# OBJECTIVE
Find and copy every line in the records that includes the string "love".

--------------------------------

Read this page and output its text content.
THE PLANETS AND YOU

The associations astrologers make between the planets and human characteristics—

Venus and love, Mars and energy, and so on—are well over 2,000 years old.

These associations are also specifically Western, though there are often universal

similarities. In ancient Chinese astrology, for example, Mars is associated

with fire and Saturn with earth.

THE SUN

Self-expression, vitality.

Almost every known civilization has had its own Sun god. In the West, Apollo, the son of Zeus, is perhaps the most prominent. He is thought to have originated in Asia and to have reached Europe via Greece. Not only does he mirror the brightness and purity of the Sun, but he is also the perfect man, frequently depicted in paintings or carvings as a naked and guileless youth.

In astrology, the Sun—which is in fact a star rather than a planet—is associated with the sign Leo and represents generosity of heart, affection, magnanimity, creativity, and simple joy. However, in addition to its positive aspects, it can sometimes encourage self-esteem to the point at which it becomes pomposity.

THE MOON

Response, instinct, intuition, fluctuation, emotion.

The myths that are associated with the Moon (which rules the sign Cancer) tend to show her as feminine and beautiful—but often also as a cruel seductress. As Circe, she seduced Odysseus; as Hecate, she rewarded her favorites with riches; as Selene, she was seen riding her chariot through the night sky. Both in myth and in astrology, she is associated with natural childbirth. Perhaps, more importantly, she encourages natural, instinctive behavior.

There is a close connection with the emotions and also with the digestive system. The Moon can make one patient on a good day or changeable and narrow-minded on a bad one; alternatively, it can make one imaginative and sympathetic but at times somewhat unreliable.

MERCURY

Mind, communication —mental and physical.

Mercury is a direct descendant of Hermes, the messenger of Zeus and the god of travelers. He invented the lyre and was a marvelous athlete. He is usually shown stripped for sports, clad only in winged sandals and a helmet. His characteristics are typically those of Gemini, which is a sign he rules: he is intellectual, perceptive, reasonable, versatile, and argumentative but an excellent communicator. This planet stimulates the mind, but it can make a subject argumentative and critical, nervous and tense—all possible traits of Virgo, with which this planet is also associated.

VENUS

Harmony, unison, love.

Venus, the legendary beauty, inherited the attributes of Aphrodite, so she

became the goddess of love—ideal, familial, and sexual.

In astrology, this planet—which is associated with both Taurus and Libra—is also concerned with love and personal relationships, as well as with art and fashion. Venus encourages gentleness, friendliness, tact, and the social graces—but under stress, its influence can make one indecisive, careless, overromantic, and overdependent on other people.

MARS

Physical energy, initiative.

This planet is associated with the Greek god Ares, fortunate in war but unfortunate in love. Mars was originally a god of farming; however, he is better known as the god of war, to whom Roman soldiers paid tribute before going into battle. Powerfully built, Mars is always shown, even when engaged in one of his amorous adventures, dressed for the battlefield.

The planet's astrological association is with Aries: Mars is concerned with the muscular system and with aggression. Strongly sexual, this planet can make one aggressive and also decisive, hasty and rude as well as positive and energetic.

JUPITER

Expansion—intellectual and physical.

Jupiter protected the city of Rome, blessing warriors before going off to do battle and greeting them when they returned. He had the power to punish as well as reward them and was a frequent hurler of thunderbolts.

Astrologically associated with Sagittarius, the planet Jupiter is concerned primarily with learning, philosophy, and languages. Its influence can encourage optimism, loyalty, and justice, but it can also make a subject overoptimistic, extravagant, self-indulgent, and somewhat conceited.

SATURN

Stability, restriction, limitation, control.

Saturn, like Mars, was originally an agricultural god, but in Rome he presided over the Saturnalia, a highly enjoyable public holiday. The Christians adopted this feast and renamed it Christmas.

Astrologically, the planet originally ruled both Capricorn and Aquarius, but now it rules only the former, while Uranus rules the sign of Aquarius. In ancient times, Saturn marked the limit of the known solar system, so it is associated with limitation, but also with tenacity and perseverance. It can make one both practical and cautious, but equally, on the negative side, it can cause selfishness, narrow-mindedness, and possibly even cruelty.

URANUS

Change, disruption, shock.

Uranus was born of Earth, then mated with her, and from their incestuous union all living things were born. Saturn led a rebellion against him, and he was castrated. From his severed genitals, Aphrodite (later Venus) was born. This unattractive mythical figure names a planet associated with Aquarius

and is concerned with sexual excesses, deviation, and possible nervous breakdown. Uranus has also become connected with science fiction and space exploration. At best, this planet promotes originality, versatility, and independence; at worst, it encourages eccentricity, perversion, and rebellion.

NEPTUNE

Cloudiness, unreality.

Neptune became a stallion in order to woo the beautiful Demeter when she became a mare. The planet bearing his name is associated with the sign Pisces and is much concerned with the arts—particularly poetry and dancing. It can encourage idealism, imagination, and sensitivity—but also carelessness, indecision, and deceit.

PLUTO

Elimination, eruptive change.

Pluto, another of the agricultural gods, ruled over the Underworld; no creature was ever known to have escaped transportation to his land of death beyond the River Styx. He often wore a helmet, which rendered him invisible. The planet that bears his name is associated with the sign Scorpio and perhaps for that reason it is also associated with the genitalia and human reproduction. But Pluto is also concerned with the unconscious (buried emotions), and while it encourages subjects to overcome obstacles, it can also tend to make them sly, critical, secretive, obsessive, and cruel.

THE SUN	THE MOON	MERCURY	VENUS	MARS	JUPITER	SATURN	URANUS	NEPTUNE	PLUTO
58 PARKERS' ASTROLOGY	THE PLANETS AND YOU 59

--------------------------------

# ANSWER TO THE TASK
Venus and love, Mars and energy, and so on—are well over 2,000 years old.
Harmony, unison, love.
became the goddess of love—ideal, familial, and sexual.
In astrology, this planet—which is associated with both Taurus and Libra—is also concerned with love and personal relationships, as well as with art and fashion. Venus encourages gentleness, friendliness, tact, and the social graces—but under stress, its influence can make one indecisive, careless, overromantic, and overdependent on other people.
This planet is associated with the Greek god Ares, fortunate in war but unfortunate in love. Mars was originally a god of farming; however, he is better known as the god of war, to whom Roman soldiers paid tribute before going into battle. Powerfully built, Mars is always shown, even when engaged in one of his amorous adventures, dressed for the battlefield.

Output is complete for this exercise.